Interface dataset entries
☆ ☆ ☆ ☆

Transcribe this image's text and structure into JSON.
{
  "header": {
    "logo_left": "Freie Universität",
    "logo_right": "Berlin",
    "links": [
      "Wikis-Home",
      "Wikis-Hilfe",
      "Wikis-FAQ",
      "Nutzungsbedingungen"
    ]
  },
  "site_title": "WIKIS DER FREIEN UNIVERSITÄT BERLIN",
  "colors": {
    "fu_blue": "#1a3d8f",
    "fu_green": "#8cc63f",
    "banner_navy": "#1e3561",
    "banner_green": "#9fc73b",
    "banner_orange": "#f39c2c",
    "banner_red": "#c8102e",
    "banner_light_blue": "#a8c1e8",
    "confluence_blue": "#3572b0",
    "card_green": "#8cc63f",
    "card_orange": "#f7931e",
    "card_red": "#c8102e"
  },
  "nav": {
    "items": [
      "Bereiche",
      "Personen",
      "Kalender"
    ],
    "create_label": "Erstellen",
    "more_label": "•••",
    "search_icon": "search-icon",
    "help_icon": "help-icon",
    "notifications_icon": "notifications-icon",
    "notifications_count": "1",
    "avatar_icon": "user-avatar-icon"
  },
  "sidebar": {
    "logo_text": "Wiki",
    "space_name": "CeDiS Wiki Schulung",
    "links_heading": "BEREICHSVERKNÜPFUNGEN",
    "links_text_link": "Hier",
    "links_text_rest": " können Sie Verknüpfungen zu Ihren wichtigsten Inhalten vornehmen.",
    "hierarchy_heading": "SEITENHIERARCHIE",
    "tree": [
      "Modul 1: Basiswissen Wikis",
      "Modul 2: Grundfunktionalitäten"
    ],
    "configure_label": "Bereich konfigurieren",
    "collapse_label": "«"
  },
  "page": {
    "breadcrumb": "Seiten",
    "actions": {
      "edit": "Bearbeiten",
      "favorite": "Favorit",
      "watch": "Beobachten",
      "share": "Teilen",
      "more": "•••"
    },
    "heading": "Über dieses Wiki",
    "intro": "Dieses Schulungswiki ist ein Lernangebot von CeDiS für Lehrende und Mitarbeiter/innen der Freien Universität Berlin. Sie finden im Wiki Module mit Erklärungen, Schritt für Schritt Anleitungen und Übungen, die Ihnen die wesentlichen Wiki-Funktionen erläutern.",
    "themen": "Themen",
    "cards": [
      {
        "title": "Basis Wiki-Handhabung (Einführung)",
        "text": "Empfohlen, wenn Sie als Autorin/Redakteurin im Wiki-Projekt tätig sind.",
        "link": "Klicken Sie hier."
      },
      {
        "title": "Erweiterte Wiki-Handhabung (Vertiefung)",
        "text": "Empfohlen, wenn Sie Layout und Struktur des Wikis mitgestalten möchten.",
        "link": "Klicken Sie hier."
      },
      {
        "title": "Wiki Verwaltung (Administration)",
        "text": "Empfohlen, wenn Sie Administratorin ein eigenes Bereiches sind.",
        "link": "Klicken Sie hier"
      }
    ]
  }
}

☆ ☆ ☆ ☆

The answer should consist of every line above in which "wenn" appears.

#### [OUTPUT OF THE TASK]
        "text": "Empfohlen, wenn Sie als Autorin/Redakteurin im Wiki-Projekt tätig sind.",
        "text": "Empfohlen, wenn Sie Layout und Struktur des Wikis mitgestalten möchten.",
        "text": "Empfohlen, wenn Sie Administratorin ein eigenes Bereiches sind.",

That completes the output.